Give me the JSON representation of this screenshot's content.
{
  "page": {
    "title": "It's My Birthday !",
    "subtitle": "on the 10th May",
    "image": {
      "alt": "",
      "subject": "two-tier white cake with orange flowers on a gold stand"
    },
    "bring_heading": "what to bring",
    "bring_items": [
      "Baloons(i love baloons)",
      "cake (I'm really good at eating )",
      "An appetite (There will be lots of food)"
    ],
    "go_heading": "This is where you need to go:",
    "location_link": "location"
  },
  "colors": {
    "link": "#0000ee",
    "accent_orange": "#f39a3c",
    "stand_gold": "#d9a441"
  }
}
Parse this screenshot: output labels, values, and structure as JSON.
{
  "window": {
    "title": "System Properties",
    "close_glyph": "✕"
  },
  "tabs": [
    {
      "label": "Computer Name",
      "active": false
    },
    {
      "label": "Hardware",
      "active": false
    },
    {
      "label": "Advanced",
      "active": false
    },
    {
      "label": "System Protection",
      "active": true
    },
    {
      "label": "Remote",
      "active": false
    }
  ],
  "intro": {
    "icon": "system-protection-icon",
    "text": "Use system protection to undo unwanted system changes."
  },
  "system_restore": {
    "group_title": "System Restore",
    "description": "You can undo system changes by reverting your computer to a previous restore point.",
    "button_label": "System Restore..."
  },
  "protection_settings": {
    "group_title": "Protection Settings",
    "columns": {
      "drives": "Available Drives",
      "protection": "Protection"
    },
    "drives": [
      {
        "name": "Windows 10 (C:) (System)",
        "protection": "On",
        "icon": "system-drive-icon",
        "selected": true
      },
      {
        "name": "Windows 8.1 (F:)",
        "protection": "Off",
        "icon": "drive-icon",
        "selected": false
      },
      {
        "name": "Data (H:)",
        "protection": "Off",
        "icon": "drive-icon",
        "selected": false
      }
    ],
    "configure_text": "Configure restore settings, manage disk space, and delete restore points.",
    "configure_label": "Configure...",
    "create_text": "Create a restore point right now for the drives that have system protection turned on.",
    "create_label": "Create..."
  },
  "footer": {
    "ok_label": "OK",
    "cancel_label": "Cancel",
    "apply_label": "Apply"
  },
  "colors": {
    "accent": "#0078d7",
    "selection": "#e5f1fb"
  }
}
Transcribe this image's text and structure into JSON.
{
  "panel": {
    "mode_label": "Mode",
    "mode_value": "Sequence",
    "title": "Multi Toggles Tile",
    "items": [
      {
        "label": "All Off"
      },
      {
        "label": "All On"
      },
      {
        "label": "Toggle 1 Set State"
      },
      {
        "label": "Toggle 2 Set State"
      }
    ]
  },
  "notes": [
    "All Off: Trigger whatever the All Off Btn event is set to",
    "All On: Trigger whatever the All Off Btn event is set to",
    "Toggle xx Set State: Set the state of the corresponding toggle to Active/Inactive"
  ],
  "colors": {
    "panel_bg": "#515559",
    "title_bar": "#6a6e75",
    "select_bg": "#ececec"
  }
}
========================================
**GIVEN REQUEST**: Repeat every line of the records above exactly.

**EXPECTED ANSWER**:
Give me the JSON representation of this screenshot's content.
{
  "page": {
    "title": "It's My Birthday !",
    "subtitle": "on the 10th May",
    "image": {
      "alt": "",
      "subject": "two-tier white cake with orange flowers on a gold stand"
    },
    "bring_heading": "what to bring",
    "bring_items": [
      "Baloons(i love baloons)",
      "cake (I'm really good at eating )",
      "An appetite (There will be lots of food)"
    ],
    "go_heading": "This is where you need to go:",
    "location_link": "location"
  },
  "colors": {
    "link": "#0000ee",
    "accent_orange": "#f39a3c",
    "stand_gold": "#d9a441"
  }
}
Parse this screenshot: output labels, values, and structure as JSON.
{
  "window": {
    "title": "System Properties",
    "close_glyph": "✕"
  },
  "tabs": [
    {
      "label": "Computer Name",
      "active": false
    },
    {
      "label": "Hardware",
      "active": false
    },
    {
      "label": "Advanced",
      "active": false
    },
    {
      "label": "System Protection",
      "active": true
    },
    {
      "label": "Remote",
      "active": false
    }
  ],
  "intro": {
    "icon": "system-protection-icon",
    "text": "Use system protection to undo unwanted system changes."
  },
  "system_restore": {
    "group_title": "System Restore",
    "description": "You can undo system changes by reverting your computer to a previous restore point.",
    "button_label": "System Restore..."
  },
  "protection_settings": {
    "group_title": "Protection Settings",
    "columns": {
      "drives": "Available Drives",
      "protection": "Protection"
    },
    "drives": [
      {
        "name": "Windows 10 (C:) (System)",
        "protection": "On",
        "icon": "system-drive-icon",
        "selected": true
      },
      {
        "name": "Windows 8.1 (F:)",
        "protection": "Off",
        "icon": "drive-icon",
        "selected": false
      },
      {
        "name": "Data (H:)",
        "protection": "Off",
        "icon": "drive-icon",
        "selected": false
      }
    ],
    "configure_text": "Configure restore settings, manage disk space, and delete restore points.",
    "configure_label": "Configure...",
    "create_text": "Create a restore point right now for the drives that have system protection turned on.",
    "create_label": "Create..."
  },
  "footer": {
    "ok_label": "OK",
    "cancel_label": "Cancel",
    "apply_label": "Apply"
  },
  "colors": {
    "accent": "#0078d7",
    "selection": "#e5f1fb"
  }
}
Transcribe this image's text and structure into JSON.
{
  "panel": {
    "mode_label": "Mode",
    "mode_value": "Sequence",
    "title": "Multi Toggles Tile",
    "items": [
      {
        "label": "All Off"
      },
      {
        "label": "All On"
      },
      {
        "label": "Toggle 1 Set State"
      },
      {
        "label": "Toggle 2 Set State"
      }
    ]
  },
  "notes": [
    "All Off: Trigger whatever the All Off Btn event is set to",
    "All On: Trigger whatever the All Off Btn event is set to",
    "Toggle xx Set State: Set the state of the corresponding toggle to Active/Inactive"
  ],
  "colors": {
    "panel_bg": "#515559",
    "title_bar": "#6a6e75",
    "select_bg": "#ececec"
  }
}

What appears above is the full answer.